## What you need to do
Across the entries below, count the lines in which the word "далее" occurs. Reply with the count alone.

----

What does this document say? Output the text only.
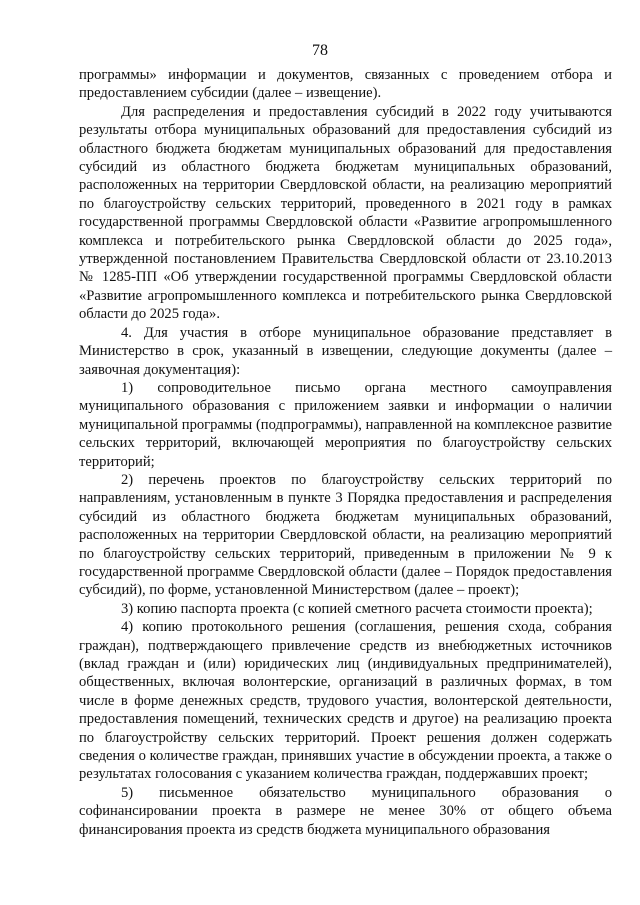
78

программы» информации и документов, связанных с проведением отбора и предоставлением субсидии (далее – извещение).

Для распределения и предоставления субсидий в 2022 году учитываются результаты отбора муниципальных образований для предоставления субсидий из областного бюджета бюджетам муниципальных образований для предоставления субсидий из областного бюджета бюджетам муниципальных образований, расположенных на территории Свердловской области, на реализацию мероприятий по благоустройству сельских территорий, проведенного в 2021 году в рамках государственной программы Свердловской области «Развитие агропромышленного комплекса и потребительского рынка Свердловской области до 2025 года», утвержденной постановлением Правительства Свердловской области от 23.10.2013 № 1285-ПП «Об утверждении государственной программы Свердловской области «Развитие агропромышленного комплекса и потребительского рынка Свердловской области до 2025 года».

4. Для участия в отборе муниципальное образование представляет в Министерство в срок, указанный в извещении, следующие документы (далее – заявочная документация):

1) сопроводительное письмо органа местного самоуправления муниципального образования с приложением заявки и информации о наличии муниципальной программы (подпрограммы), направленной на комплексное развитие сельских территорий, включающей мероприятия по благоустройству сельских территорий;

2) перечень проектов по благоустройству сельских территорий по направлениям, установленным в пункте 3 Порядка предоставления и распределения субсидий из областного бюджета бюджетам муниципальных образований, расположенных на территории Свердловской области, на реализацию мероприятий по благоустройству сельских территорий, приведенным в приложении № 9 к государственной программе Свердловской области (далее – Порядок предоставления субсидий), по форме, установленной Министерством (далее – проект);

3) копию паспорта проекта (с копией сметного расчета стоимости проекта);

4) копию протокольного решения (соглашения, решения схода, собрания граждан), подтверждающего привлечение средств из внебюджетных источников (вклад граждан и (или) юридических лиц (индивидуальных предпринимателей), общественных, включая волонтерские, организаций в различных формах, в том числе в форме денежных средств, трудового участия, волонтерской деятельности, предоставления помещений, технических средств и другое) на реализацию проекта по благоустройству сельских территорий. Проект решения должен содержать сведения о количестве граждан, принявших участие в обсуждении проекта, а также о результатах голосования с указанием количества граждан, поддержавших проект;

5) письменное обязательство муниципального образования о софинансировании проекта в размере не менее 30% от общего объема финансирования проекта из средств бюджета муниципального образования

----

## Exercise solution
3